WHAT YOU WILL DO: Search the entries below. Return every line that has "true" in it.

>> START INPUT ROWS

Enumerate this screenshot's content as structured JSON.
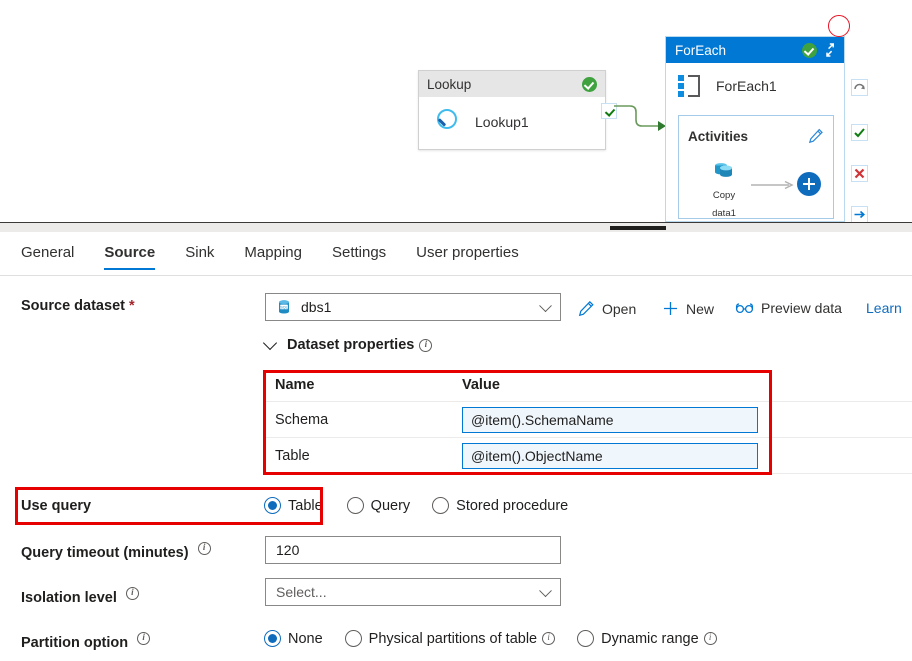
{
  "canvas": {
    "lookup_activity": {
      "type_label": "Lookup",
      "name": "Lookup1",
      "status_icon": "green-check-icon",
      "activity_icon": "magnifier-icon"
    },
    "connector": {
      "badge_icon": "check-icon",
      "arrow_icon": "arrow-right-icon"
    },
    "foreach_activity": {
      "type_label": "ForEach",
      "name": "ForEach1",
      "status_icon": "green-check-icon",
      "expand_icon": "expand-collapse-icon",
      "activity_icon": "foreach-icon",
      "inner": {
        "section_label": "Activities",
        "edit_icon": "pencil-icon",
        "child_activity_label": "Copy\ndata1",
        "child_activity_icon": "copy-data-icon",
        "arrow_icon": "arrow-right-icon",
        "add_icon": "plus-circle-icon"
      }
    },
    "side_toolbar": [
      {
        "icon": "rerun-icon"
      },
      {
        "icon": "success-check-icon"
      },
      {
        "icon": "failure-x-icon"
      },
      {
        "icon": "skipped-arrow-icon"
      }
    ],
    "annotation_circle": {
      "icon": "red-circle-annotation",
      "color": "#e60000"
    }
  },
  "splitter": {
    "grip_icon": "drag-handle-icon"
  },
  "panel": {
    "tabs": [
      {
        "label": "General",
        "active": false
      },
      {
        "label": "Source",
        "active": true
      },
      {
        "label": "Sink",
        "active": false
      },
      {
        "label": "Mapping",
        "active": false
      },
      {
        "label": "Settings",
        "active": false
      },
      {
        "label": "User properties",
        "active": false
      }
    ],
    "source_dataset": {
      "label": "Source dataset",
      "required_marker": "*",
      "value": "dbs1",
      "value_icon": "sql-database-icon",
      "chevron_icon": "chevron-down-icon",
      "actions": [
        {
          "label": "Open",
          "icon": "pencil-icon"
        },
        {
          "label": "New",
          "icon": "plus-icon"
        },
        {
          "label": "Preview data",
          "icon": "glasses-icon"
        }
      ],
      "learn_link": "Learn"
    },
    "dataset_properties": {
      "heading": "Dataset properties",
      "caret_icon": "chevron-down-icon",
      "info_icon": "info-icon",
      "columns": [
        "Name",
        "Value"
      ],
      "rows": [
        {
          "name": "Schema",
          "value": "@item().SchemaName"
        },
        {
          "name": "Table",
          "value": "@item().ObjectName"
        }
      ]
    },
    "use_query": {
      "label": "Use query",
      "options": [
        {
          "label": "Table",
          "selected": true
        },
        {
          "label": "Query",
          "selected": false
        },
        {
          "label": "Stored procedure",
          "selected": false
        }
      ]
    },
    "query_timeout": {
      "label": "Query timeout (minutes)",
      "info_icon": "info-icon",
      "value": "120"
    },
    "isolation_level": {
      "label": "Isolation level",
      "info_icon": "info-icon",
      "placeholder": "Select...",
      "value": "Select...",
      "chevron_icon": "chevron-down-icon"
    },
    "partition_option": {
      "label": "Partition option",
      "info_icon": "info-icon",
      "options": [
        {
          "label": "None",
          "selected": true,
          "has_info": false
        },
        {
          "label": "Physical partitions of table",
          "selected": false,
          "has_info": true
        },
        {
          "label": "Dynamic range",
          "selected": false,
          "has_info": true
        }
      ]
    }
  },
  "annotations": {
    "highlight_color": "#e60000",
    "boxes": [
      {
        "name": "dataset-properties-table-highlight"
      },
      {
        "name": "use-query-row-highlight"
      },
      {
        "name": "foreach-maximize-highlight"
      }
    ]
  },
  "colors": {
    "accent": "#0078d4",
    "link": "#0f6cbd",
    "success": "#3fa23f",
    "error": "#e81123",
    "annotation": "#e60000",
    "field_border": "#8a8886",
    "input_focus_bg": "#eff6fc"
  }
}
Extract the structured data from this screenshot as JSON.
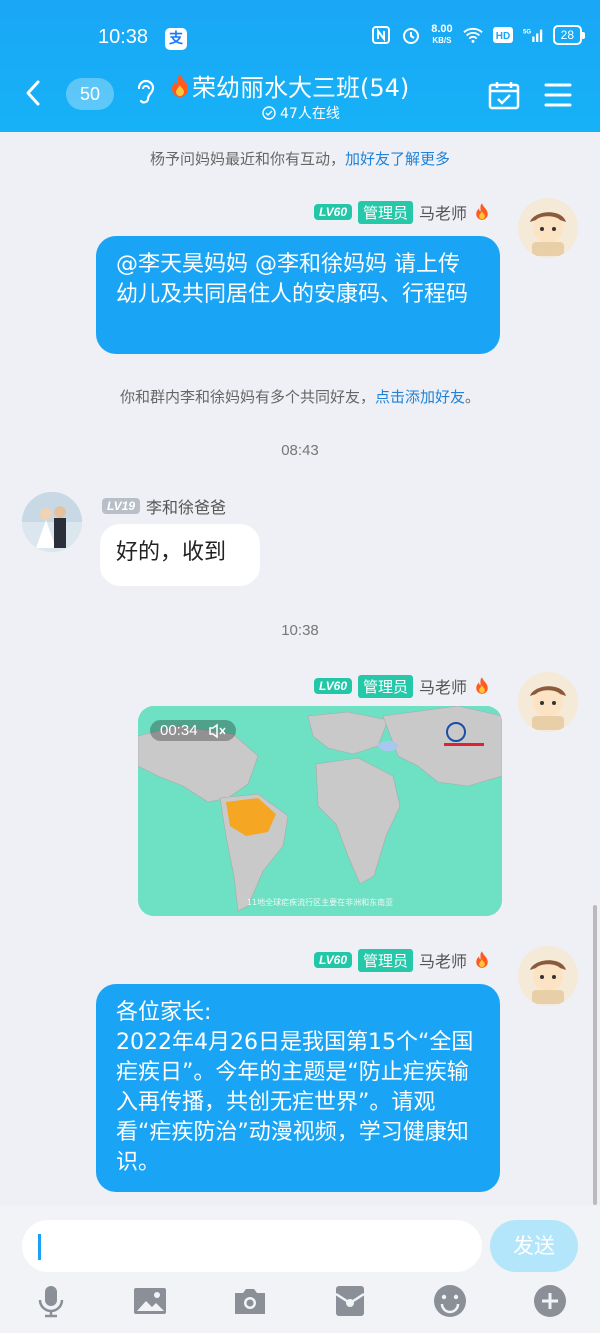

>> END INPUT ROWS

SOLUTION TO THE PROBLEM:
        "active": true
          "selected": true
          "selected": true,
          "has_info": true
          "has_info": true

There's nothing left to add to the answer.